:: Materials provided

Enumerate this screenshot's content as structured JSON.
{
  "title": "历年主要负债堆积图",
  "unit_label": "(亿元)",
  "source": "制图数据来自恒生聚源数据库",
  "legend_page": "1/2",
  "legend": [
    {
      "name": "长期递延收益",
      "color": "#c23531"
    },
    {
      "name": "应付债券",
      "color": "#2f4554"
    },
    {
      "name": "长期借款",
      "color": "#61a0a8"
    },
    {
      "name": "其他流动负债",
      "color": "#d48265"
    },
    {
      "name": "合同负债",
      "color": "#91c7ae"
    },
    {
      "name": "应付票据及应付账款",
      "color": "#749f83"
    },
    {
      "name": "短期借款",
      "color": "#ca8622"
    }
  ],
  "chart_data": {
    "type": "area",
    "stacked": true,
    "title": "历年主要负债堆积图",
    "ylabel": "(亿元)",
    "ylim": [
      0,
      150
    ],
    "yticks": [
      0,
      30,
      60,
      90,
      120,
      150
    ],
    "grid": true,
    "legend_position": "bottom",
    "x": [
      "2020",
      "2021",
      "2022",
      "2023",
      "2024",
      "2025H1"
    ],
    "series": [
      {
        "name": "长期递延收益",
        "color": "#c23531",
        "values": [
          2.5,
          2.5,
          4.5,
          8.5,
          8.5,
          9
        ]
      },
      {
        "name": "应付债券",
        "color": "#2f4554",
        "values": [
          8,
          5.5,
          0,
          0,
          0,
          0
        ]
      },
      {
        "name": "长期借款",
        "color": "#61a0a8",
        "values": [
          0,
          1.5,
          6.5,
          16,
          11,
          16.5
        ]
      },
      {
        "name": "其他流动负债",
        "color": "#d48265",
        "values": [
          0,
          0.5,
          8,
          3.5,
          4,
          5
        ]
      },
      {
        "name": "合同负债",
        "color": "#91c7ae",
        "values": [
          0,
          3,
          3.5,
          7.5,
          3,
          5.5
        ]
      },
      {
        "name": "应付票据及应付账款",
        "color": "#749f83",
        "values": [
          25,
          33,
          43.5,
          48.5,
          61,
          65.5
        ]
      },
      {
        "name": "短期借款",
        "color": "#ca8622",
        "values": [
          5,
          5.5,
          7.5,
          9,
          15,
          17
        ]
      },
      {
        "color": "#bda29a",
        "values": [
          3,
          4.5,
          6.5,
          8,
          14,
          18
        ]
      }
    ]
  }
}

::::

* Task to carry out: Repeat every line of the material exactly as given.

* Finished exercise:
Enumerate this screenshot's content as structured JSON.
{
  "title": "历年主要负债堆积图",
  "unit_label": "(亿元)",
  "source": "制图数据来自恒生聚源数据库",
  "legend_page": "1/2",
  "legend": [
    {
      "name": "长期递延收益",
      "color": "#c23531"
    },
    {
      "name": "应付债券",
      "color": "#2f4554"
    },
    {
      "name": "长期借款",
      "color": "#61a0a8"
    },
    {
      "name": "其他流动负债",
      "color": "#d48265"
    },
    {
      "name": "合同负债",
      "color": "#91c7ae"
    },
    {
      "name": "应付票据及应付账款",
      "color": "#749f83"
    },
    {
      "name": "短期借款",
      "color": "#ca8622"
    }
  ],
  "chart_data": {
    "type": "area",
    "stacked": true,
    "title": "历年主要负债堆积图",
    "ylabel": "(亿元)",
    "ylim": [
      0,
      150
    ],
    "yticks": [
      0,
      30,
      60,
      90,
      120,
      150
    ],
    "grid": true,
    "legend_position": "bottom",
    "x": [
      "2020",
      "2021",
      "2022",
      "2023",
      "2024",
      "2025H1"
    ],
    "series": [
      {
        "name": "长期递延收益",
        "color": "#c23531",
        "values": [
          2.5,
          2.5,
          4.5,
          8.5,
          8.5,
          9
        ]
      },
      {
        "name": "应付债券",
        "color": "#2f4554",
        "values": [
          8,
          5.5,
          0,
          0,
          0,
          0
        ]
      },
      {
        "name": "长期借款",
        "color": "#61a0a8",
        "values": [
          0,
          1.5,
          6.5,
          16,
          11,
          16.5
        ]
      },
      {
        "name": "其他流动负债",
        "color": "#d48265",
        "values": [
          0,
          0.5,
          8,
          3.5,
          4,
          5
        ]
      },
      {
        "name": "合同负债",
        "color": "#91c7ae",
        "values": [
          0,
          3,
          3.5,
          7.5,
          3,
          5.5
        ]
      },
      {
        "name": "应付票据及应付账款",
        "color": "#749f83",
        "values": [
          25,
          33,
          43.5,
          48.5,
          61,
          65.5
        ]
      },
      {
        "name": "短期借款",
        "color": "#ca8622",
        "values": [
          5,
          5.5,
          7.5,
          9,
          15,
          17
        ]
      },
      {
        "color": "#bda29a",
        "values": [
          3,
          4.5,
          6.5,
          8,
          14,
          18
        ]
      }
    ]
  }
}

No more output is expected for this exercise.